» EXERCISE REQUIREMENTS: Print out the entries below with no edits.
[Begin DATASET]
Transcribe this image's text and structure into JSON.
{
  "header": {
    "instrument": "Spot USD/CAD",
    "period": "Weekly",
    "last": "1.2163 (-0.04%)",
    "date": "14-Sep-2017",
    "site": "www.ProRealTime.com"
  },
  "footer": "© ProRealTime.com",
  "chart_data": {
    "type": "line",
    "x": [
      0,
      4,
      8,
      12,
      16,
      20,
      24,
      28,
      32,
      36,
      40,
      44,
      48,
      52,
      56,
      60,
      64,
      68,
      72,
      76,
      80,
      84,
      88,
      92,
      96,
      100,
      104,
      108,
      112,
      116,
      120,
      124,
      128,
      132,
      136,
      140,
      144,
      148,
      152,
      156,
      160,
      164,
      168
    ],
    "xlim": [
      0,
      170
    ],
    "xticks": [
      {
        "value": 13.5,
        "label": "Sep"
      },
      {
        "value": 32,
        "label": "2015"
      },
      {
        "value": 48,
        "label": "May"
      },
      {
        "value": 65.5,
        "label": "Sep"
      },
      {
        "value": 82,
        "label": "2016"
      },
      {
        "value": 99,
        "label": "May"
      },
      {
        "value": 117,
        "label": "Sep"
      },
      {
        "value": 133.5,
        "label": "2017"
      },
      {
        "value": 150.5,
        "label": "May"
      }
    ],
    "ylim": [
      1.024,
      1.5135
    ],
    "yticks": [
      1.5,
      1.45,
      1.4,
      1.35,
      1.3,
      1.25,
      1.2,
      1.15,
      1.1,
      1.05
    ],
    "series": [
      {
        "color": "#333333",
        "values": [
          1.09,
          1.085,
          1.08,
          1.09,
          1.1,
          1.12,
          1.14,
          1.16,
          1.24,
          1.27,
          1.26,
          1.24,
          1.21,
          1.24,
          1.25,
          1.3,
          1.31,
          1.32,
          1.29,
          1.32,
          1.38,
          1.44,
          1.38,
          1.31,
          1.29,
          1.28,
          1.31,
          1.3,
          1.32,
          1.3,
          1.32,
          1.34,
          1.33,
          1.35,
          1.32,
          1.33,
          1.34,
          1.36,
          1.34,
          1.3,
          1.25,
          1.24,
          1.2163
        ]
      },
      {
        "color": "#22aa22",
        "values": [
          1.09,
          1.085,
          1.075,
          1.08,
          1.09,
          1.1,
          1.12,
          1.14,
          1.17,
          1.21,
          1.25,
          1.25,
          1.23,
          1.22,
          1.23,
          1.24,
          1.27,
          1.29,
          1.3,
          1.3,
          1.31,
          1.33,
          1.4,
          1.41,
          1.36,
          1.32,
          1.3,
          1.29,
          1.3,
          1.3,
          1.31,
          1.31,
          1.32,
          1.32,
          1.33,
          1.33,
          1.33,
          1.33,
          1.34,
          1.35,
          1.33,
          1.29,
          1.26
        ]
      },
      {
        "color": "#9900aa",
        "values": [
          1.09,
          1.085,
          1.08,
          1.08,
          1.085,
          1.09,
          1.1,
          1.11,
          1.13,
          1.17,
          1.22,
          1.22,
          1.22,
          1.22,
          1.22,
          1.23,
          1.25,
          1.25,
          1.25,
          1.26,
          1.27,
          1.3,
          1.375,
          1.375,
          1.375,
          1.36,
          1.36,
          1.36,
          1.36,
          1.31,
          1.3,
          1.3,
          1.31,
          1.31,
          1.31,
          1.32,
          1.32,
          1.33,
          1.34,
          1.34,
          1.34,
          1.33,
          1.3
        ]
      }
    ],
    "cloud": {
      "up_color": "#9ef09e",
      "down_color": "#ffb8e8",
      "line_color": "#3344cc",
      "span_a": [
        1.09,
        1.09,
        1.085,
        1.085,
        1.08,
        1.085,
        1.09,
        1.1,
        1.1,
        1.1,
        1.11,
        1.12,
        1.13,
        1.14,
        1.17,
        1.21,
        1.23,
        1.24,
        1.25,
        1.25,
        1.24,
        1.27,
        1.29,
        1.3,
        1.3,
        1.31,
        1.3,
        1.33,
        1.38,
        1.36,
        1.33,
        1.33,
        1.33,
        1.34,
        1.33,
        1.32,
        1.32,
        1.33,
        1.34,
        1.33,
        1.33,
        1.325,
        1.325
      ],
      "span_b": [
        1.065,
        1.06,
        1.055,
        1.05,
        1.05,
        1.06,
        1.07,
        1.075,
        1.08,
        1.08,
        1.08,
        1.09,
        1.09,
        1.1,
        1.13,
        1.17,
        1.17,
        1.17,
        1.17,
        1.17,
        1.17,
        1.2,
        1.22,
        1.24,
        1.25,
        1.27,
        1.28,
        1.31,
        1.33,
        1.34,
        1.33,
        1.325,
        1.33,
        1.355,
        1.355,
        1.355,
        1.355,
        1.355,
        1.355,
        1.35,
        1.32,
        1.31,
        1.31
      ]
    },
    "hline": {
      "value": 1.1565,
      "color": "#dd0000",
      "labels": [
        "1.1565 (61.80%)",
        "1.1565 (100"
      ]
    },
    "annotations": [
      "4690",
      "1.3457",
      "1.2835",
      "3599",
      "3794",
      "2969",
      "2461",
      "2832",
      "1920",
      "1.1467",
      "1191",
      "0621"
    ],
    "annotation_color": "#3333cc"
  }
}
[End DATASET]
» TASK ANSWER:
Transcribe this image's text and structure into JSON.
{
  "header": {
    "instrument": "Spot USD/CAD",
    "period": "Weekly",
    "last": "1.2163 (-0.04%)",
    "date": "14-Sep-2017",
    "site": "www.ProRealTime.com"
  },
  "footer": "© ProRealTime.com",
  "chart_data": {
    "type": "line",
    "x": [
      0,
      4,
      8,
      12,
      16,
      20,
      24,
      28,
      32,
      36,
      40,
      44,
      48,
      52,
      56,
      60,
      64,
      68,
      72,
      76,
      80,
      84,
      88,
      92,
      96,
      100,
      104,
      108,
      112,
      116,
      120,
      124,
      128,
      132,
      136,
      140,
      144,
      148,
      152,
      156,
      160,
      164,
      168
    ],
    "xlim": [
      0,
      170
    ],
    "xticks": [
      {
        "value": 13.5,
        "label": "Sep"
      },
      {
        "value": 32,
        "label": "2015"
      },
      {
        "value": 48,
        "label": "May"
      },
      {
        "value": 65.5,
        "label": "Sep"
      },
      {
        "value": 82,
        "label": "2016"
      },
      {
        "value": 99,
        "label": "May"
      },
      {
        "value": 117,
        "label": "Sep"
      },
      {
        "value": 133.5,
        "label": "2017"
      },
      {
        "value": 150.5,
        "label": "May"
      }
    ],
    "ylim": [
      1.024,
      1.5135
    ],
    "yticks": [
      1.5,
      1.45,
      1.4,
      1.35,
      1.3,
      1.25,
      1.2,
      1.15,
      1.1,
      1.05
    ],
    "series": [
      {
        "color": "#333333",
        "values": [
          1.09,
          1.085,
          1.08,
          1.09,
          1.1,
          1.12,
          1.14,
          1.16,
          1.24,
          1.27,
          1.26,
          1.24,
          1.21,
          1.24,
          1.25,
          1.3,
          1.31,
          1.32,
          1.29,
          1.32,
          1.38,
          1.44,
          1.38,
          1.31,
          1.29,
          1.28,
          1.31,
          1.3,
          1.32,
          1.3,
          1.32,
          1.34,
          1.33,
          1.35,
          1.32,
          1.33,
          1.34,
          1.36,
          1.34,
          1.3,
          1.25,
          1.24,
          1.2163
        ]
      },
      {
        "color": "#22aa22",
        "values": [
          1.09,
          1.085,
          1.075,
          1.08,
          1.09,
          1.1,
          1.12,
          1.14,
          1.17,
          1.21,
          1.25,
          1.25,
          1.23,
          1.22,
          1.23,
          1.24,
          1.27,
          1.29,
          1.3,
          1.3,
          1.31,
          1.33,
          1.4,
          1.41,
          1.36,
          1.32,
          1.3,
          1.29,
          1.3,
          1.3,
          1.31,
          1.31,
          1.32,
          1.32,
          1.33,
          1.33,
          1.33,
          1.33,
          1.34,
          1.35,
          1.33,
          1.29,
          1.26
        ]
      },
      {
        "color": "#9900aa",
        "values": [
          1.09,
          1.085,
          1.08,
          1.08,
          1.085,
          1.09,
          1.1,
          1.11,
          1.13,
          1.17,
          1.22,
          1.22,
          1.22,
          1.22,
          1.22,
          1.23,
          1.25,
          1.25,
          1.25,
          1.26,
          1.27,
          1.3,
          1.375,
          1.375,
          1.375,
          1.36,
          1.36,
          1.36,
          1.36,
          1.31,
          1.3,
          1.3,
          1.31,
          1.31,
          1.31,
          1.32,
          1.32,
          1.33,
          1.34,
          1.34,
          1.34,
          1.33,
          1.3
        ]
      }
    ],
    "cloud": {
      "up_color": "#9ef09e",
      "down_color": "#ffb8e8",
      "line_color": "#3344cc",
      "span_a": [
        1.09,
        1.09,
        1.085,
        1.085,
        1.08,
        1.085,
        1.09,
        1.1,
        1.1,
        1.1,
        1.11,
        1.12,
        1.13,
        1.14,
        1.17,
        1.21,
        1.23,
        1.24,
        1.25,
        1.25,
        1.24,
        1.27,
        1.29,
        1.3,
        1.3,
        1.31,
        1.3,
        1.33,
        1.38,
        1.36,
        1.33,
        1.33,
        1.33,
        1.34,
        1.33,
        1.32,
        1.32,
        1.33,
        1.34,
        1.33,
        1.33,
        1.325,
        1.325
      ],
      "span_b": [
        1.065,
        1.06,
        1.055,
        1.05,
        1.05,
        1.06,
        1.07,
        1.075,
        1.08,
        1.08,
        1.08,
        1.09,
        1.09,
        1.1,
        1.13,
        1.17,
        1.17,
        1.17,
        1.17,
        1.17,
        1.17,
        1.2,
        1.22,
        1.24,
        1.25,
        1.27,
        1.28,
        1.31,
        1.33,
        1.34,
        1.33,
        1.325,
        1.33,
        1.355,
        1.355,
        1.355,
        1.355,
        1.355,
        1.355,
        1.35,
        1.32,
        1.31,
        1.31
      ]
    },
    "hline": {
      "value": 1.1565,
      "color": "#dd0000",
      "labels": [
        "1.1565 (61.80%)",
        "1.1565 (100"
      ]
    },
    "annotations": [
      "4690",
      "1.3457",
      "1.2835",
      "3599",
      "3794",
      "2969",
      "2461",
      "2832",
      "1920",
      "1.1467",
      "1191",
      "0621"
    ],
    "annotation_color": "#3333cc"
  }
}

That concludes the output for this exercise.